### Data records
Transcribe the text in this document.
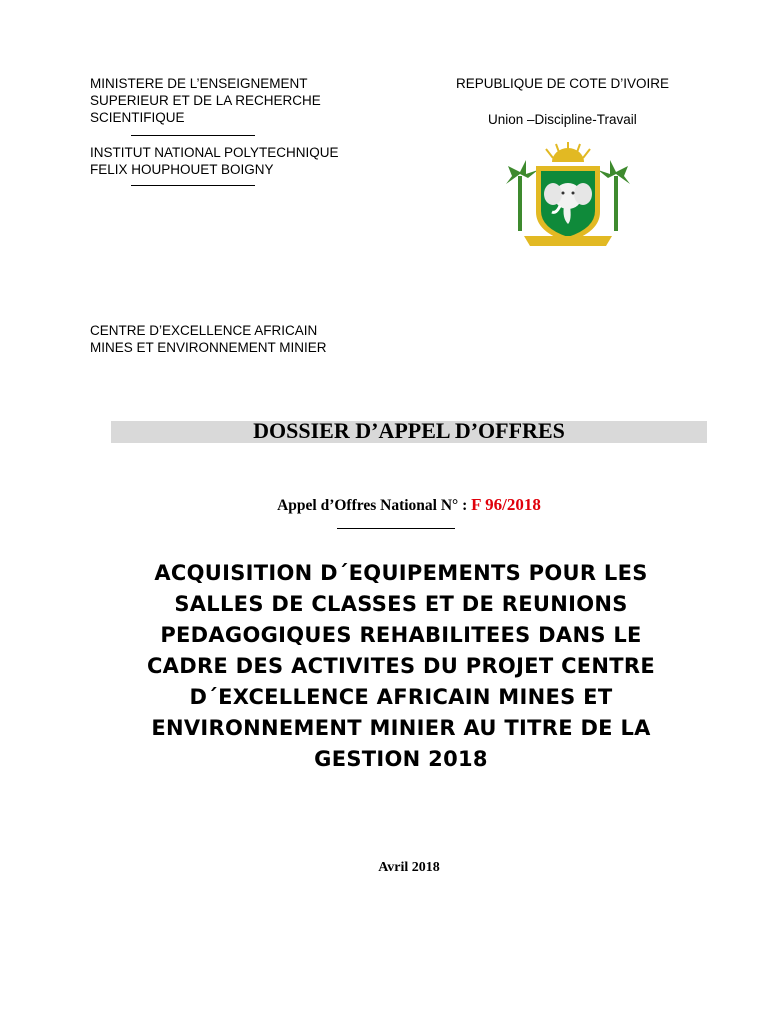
MINISTERE DE L’ENSEIGNEMENT
SUPERIEUR ET DE LA RECHERCHE
SCIENTIFIQUE
INSTITUT NATIONAL POLYTECHNIQUE
FELIX HOUPHOUET BOIGNY
CENTRE D’EXCELLENCE AFRICAIN
MINES ET ENVIRONNEMENT MINIER
REPUBLIQUE DE COTE D’IVOIRE
Union –Discipline-Travail
DOSSIER D’APPEL D’OFFRES
Appel d’Offres National N° : F 96/2018
ACQUISITION D´EQUIPEMENTS POUR LES
SALLES DE CLASSES ET DE REUNIONS
PEDAGOGIQUES REHABILITEES DANS LE
CADRE DES ACTIVITES DU PROJET CENTRE
D´EXCELLENCE AFRICAIN MINES ET
ENVIRONNEMENT MINIER AU TITRE DE LA
GESTION 2018
Avril 2018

### What is being asked
Give the number of lines above that hold the word "CENTRE", and nothing more.

### Expected output
2